== Exercise materials

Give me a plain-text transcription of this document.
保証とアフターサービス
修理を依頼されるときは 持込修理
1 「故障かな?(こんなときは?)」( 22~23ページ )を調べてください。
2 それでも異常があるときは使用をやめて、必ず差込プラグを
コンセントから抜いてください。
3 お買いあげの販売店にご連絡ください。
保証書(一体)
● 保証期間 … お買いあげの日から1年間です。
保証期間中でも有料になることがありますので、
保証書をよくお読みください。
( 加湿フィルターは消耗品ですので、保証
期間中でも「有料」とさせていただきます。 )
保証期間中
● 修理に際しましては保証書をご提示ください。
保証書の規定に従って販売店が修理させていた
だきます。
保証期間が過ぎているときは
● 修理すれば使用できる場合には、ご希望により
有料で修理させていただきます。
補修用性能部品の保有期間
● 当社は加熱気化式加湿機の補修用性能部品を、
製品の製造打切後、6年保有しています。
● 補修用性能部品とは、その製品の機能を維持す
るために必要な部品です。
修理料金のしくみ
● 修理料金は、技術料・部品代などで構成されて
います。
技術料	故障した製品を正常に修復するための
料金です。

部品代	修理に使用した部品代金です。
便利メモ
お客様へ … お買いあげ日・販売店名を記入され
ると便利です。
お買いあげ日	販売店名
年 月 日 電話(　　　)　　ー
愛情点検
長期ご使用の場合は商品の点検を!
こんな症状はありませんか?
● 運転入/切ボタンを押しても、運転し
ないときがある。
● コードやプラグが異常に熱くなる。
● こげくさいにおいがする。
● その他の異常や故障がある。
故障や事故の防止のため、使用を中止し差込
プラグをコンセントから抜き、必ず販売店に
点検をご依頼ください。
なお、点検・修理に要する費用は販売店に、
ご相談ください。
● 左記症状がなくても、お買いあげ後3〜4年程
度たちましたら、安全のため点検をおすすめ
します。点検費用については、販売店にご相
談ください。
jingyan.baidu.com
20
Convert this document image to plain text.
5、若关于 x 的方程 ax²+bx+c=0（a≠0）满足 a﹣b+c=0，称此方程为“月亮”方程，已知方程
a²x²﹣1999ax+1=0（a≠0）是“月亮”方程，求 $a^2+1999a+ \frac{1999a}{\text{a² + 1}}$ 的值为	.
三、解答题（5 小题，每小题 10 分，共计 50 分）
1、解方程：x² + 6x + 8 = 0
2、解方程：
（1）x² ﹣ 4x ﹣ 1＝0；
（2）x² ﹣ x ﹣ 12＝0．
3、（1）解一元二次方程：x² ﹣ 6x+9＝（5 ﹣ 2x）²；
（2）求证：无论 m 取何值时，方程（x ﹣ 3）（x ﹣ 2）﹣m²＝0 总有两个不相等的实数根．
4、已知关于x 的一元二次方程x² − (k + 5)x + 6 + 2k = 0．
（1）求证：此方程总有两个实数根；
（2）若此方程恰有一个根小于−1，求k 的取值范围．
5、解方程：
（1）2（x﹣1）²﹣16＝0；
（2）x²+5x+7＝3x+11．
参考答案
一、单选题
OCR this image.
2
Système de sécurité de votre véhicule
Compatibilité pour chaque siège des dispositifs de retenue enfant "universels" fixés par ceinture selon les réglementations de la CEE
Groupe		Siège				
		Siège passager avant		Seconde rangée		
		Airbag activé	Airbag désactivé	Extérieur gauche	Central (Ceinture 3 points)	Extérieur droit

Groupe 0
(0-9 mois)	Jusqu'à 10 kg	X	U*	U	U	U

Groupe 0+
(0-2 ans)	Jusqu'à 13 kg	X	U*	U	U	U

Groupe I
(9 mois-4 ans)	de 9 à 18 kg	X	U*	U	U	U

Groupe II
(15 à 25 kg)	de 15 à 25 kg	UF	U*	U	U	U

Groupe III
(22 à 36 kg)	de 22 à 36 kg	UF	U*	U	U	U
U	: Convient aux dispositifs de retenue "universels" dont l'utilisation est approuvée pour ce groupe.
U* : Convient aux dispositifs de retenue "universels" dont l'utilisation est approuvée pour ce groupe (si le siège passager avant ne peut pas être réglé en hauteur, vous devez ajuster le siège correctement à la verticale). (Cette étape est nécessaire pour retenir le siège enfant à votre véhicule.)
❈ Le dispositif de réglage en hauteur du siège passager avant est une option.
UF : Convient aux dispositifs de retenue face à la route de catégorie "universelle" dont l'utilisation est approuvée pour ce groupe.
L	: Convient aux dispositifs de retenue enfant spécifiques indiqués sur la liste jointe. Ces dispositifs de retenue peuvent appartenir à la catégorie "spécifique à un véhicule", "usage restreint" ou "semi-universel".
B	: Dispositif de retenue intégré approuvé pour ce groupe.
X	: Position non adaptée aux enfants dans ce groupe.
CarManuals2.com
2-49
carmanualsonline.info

====

_Exercise_
Reproduce each line of the material above precisely.

_Output for this exercise_
Give me a plain-text transcription of this document.
保証とアフターサービス
修理を依頼されるときは 持込修理
1 「故障かな?(こんなときは?)」( 22~23ページ )を調べてください。
2 それでも異常があるときは使用をやめて、必ず差込プラグを
コンセントから抜いてください。
3 お買いあげの販売店にご連絡ください。
保証書(一体)
● 保証期間 … お買いあげの日から1年間です。
保証期間中でも有料になることがありますので、
保証書をよくお読みください。
( 加湿フィルターは消耗品ですので、保証
期間中でも「有料」とさせていただきます。 )
保証期間中
● 修理に際しましては保証書をご提示ください。
保証書の規定に従って販売店が修理させていた
だきます。
保証期間が過ぎているときは
● 修理すれば使用できる場合には、ご希望により
有料で修理させていただきます。
補修用性能部品の保有期間
● 当社は加熱気化式加湿機の補修用性能部品を、
製品の製造打切後、6年保有しています。
● 補修用性能部品とは、その製品の機能を維持す
るために必要な部品です。
修理料金のしくみ
● 修理料金は、技術料・部品代などで構成されて
います。
技術料	故障した製品を正常に修復するための
料金です。

部品代	修理に使用した部品代金です。
便利メモ
お客様へ … お買いあげ日・販売店名を記入され
ると便利です。
お買いあげ日	販売店名
年 月 日 電話(　　　)　　ー
愛情点検
長期ご使用の場合は商品の点検を!
こんな症状はありませんか?
● 運転入/切ボタンを押しても、運転し
ないときがある。
● コードやプラグが異常に熱くなる。
● こげくさいにおいがする。
● その他の異常や故障がある。
故障や事故の防止のため、使用を中止し差込
プラグをコンセントから抜き、必ず販売店に
点検をご依頼ください。
なお、点検・修理に要する費用は販売店に、
ご相談ください。
● 左記症状がなくても、お買いあげ後3〜4年程
度たちましたら、安全のため点検をおすすめ
します。点検費用については、販売店にご相
談ください。
jingyan.baidu.com
20
Convert this document image to plain text.
5、若关于 x 的方程 ax²+bx+c=0（a≠0）满足 a﹣b+c=0，称此方程为“月亮”方程，已知方程
a²x²﹣1999ax+1=0（a≠0）是“月亮”方程，求 $a^2+1999a+ \frac{1999a}{\text{a² + 1}}$ 的值为	.
三、解答题（5 小题，每小题 10 分，共计 50 分）
1、解方程：x² + 6x + 8 = 0
2、解方程：
（1）x² ﹣ 4x ﹣ 1＝0；
（2）x² ﹣ x ﹣ 12＝0．
3、（1）解一元二次方程：x² ﹣ 6x+9＝（5 ﹣ 2x）²；
（2）求证：无论 m 取何值时，方程（x ﹣ 3）（x ﹣ 2）﹣m²＝0 总有两个不相等的实数根．
4、已知关于x 的一元二次方程x² − (k + 5)x + 6 + 2k = 0．
（1）求证：此方程总有两个实数根；
（2）若此方程恰有一个根小于−1，求k 的取值范围．
5、解方程：
（1）2（x﹣1）²﹣16＝0；
（2）x²+5x+7＝3x+11．
参考答案
一、单选题
OCR this image.
2
Système de sécurité de votre véhicule
Compatibilité pour chaque siège des dispositifs de retenue enfant "universels" fixés par ceinture selon les réglementations de la CEE
Groupe		Siège				
		Siège passager avant		Seconde rangée		
		Airbag activé	Airbag désactivé	Extérieur gauche	Central (Ceinture 3 points)	Extérieur droit

Groupe 0
(0-9 mois)	Jusqu'à 10 kg	X	U*	U	U	U

Groupe 0+
(0-2 ans)	Jusqu'à 13 kg	X	U*	U	U	U

Groupe I
(9 mois-4 ans)	de 9 à 18 kg	X	U*	U	U	U

Groupe II
(15 à 25 kg)	de 15 à 25 kg	UF	U*	U	U	U

Groupe III
(22 à 36 kg)	de 22 à 36 kg	UF	U*	U	U	U
U	: Convient aux dispositifs de retenue "universels" dont l'utilisation est approuvée pour ce groupe.
U* : Convient aux dispositifs de retenue "universels" dont l'utilisation est approuvée pour ce groupe (si le siège passager avant ne peut pas être réglé en hauteur, vous devez ajuster le siège correctement à la verticale). (Cette étape est nécessaire pour retenir le siège enfant à votre véhicule.)
❈ Le dispositif de réglage en hauteur du siège passager avant est une option.
UF : Convient aux dispositifs de retenue face à la route de catégorie "universelle" dont l'utilisation est approuvée pour ce groupe.
L	: Convient aux dispositifs de retenue enfant spécifiques indiqués sur la liste jointe. Ces dispositifs de retenue peuvent appartenir à la catégorie "spécifique à un véhicule", "usage restreint" ou "semi-universel".
B	: Dispositif de retenue intégré approuvé pour ce groupe.
X	: Position non adaptée aux enfants dans ce groupe.
CarManuals2.com
2-49
carmanualsonline.info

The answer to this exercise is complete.